◆ Materials provided ◆
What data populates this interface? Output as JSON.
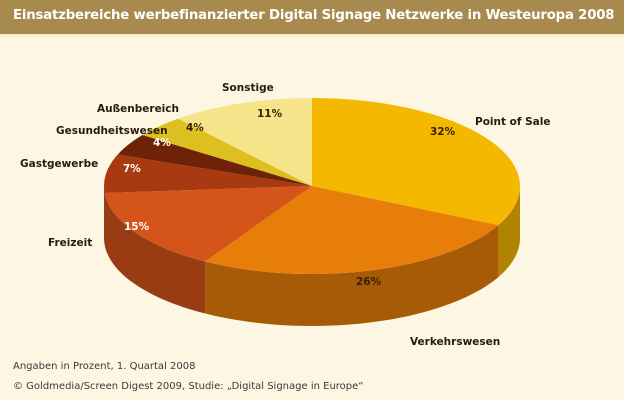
{
  "chart_data": {
    "type": "pie",
    "style": "3d",
    "title": "Einsatzbereiche werbefinanzierter Digital Signage Netzwerke in Westeuropa 2008",
    "unit": "%",
    "categories": [
      "Point of Sale",
      "Verkehrswesen",
      "Freizeit",
      "Gastgewerbe",
      "Gesundheitswesen",
      "Außenbereich",
      "Sonstige"
    ],
    "values": [
      32,
      26,
      15,
      7,
      4,
      4,
      11
    ],
    "value_labels": [
      "32%",
      "26%",
      "15%",
      "7%",
      "4%",
      "4%",
      "11%"
    ],
    "colors": [
      "#f5b800",
      "#e87e0a",
      "#d4541a",
      "#a83a12",
      "#6e2208",
      "#dcc020",
      "#f6e48a"
    ],
    "start_angle": "12 o'clock",
    "direction": "clockwise",
    "legend": "none (direct labels)",
    "notes": [
      "Angaben in Prozent, 1. Quartal 2008",
      "© Goldmedia/Screen Digest 2009, Studie: „Digital Signage in Europe“"
    ]
  },
  "colors": {
    "header": "#a88a4e",
    "background": "#fdf6e3"
  }
}
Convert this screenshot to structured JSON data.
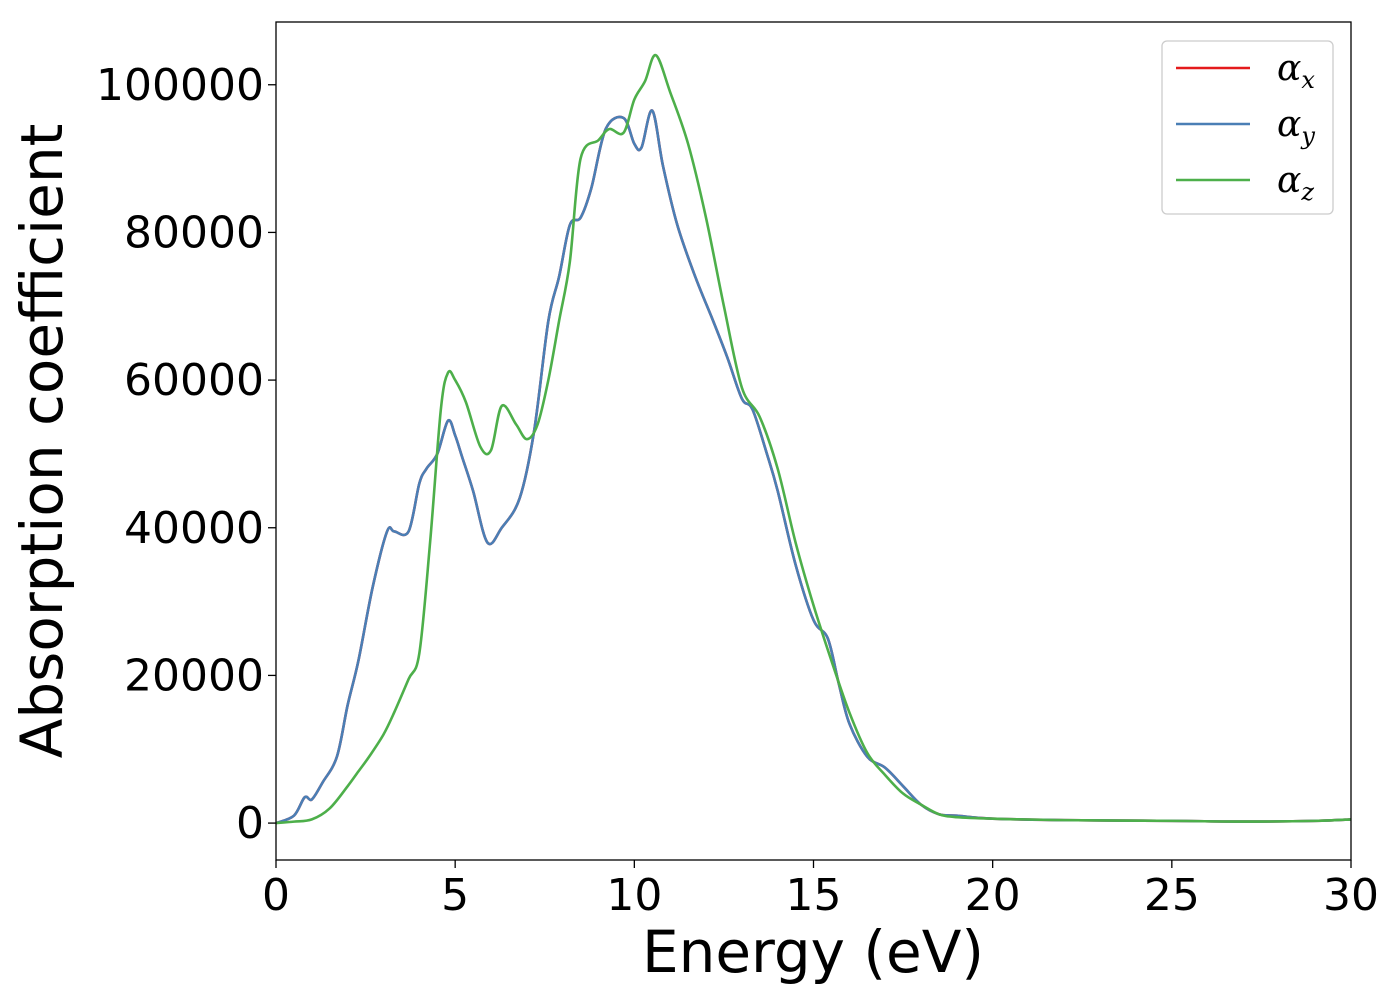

◆ What the task asks ◆
Pictures are to be left out; the records above must be repeated word for word.

◆ Written solution ◆
What data populates this interface? Output as JSON.
{
  "chart_data": {
    "type": "pie",
    "style": "3d",
    "title": "Einsatzbereiche werbefinanzierter Digital Signage Netzwerke in Westeuropa 2008",
    "unit": "%",
    "categories": [
      "Point of Sale",
      "Verkehrswesen",
      "Freizeit",
      "Gastgewerbe",
      "Gesundheitswesen",
      "Außenbereich",
      "Sonstige"
    ],
    "values": [
      32,
      26,
      15,
      7,
      4,
      4,
      11
    ],
    "value_labels": [
      "32%",
      "26%",
      "15%",
      "7%",
      "4%",
      "4%",
      "11%"
    ],
    "colors": [
      "#f5b800",
      "#e87e0a",
      "#d4541a",
      "#a83a12",
      "#6e2208",
      "#dcc020",
      "#f6e48a"
    ],
    "start_angle": "12 o'clock",
    "direction": "clockwise",
    "legend": "none (direct labels)",
    "notes": [
      "Angaben in Prozent, 1. Quartal 2008",
      "© Goldmedia/Screen Digest 2009, Studie: „Digital Signage in Europe“"
    ]
  },
  "colors": {
    "header": "#a88a4e",
    "background": "#fdf6e3"
  }
}
Convert this screenshot to structured JSON data.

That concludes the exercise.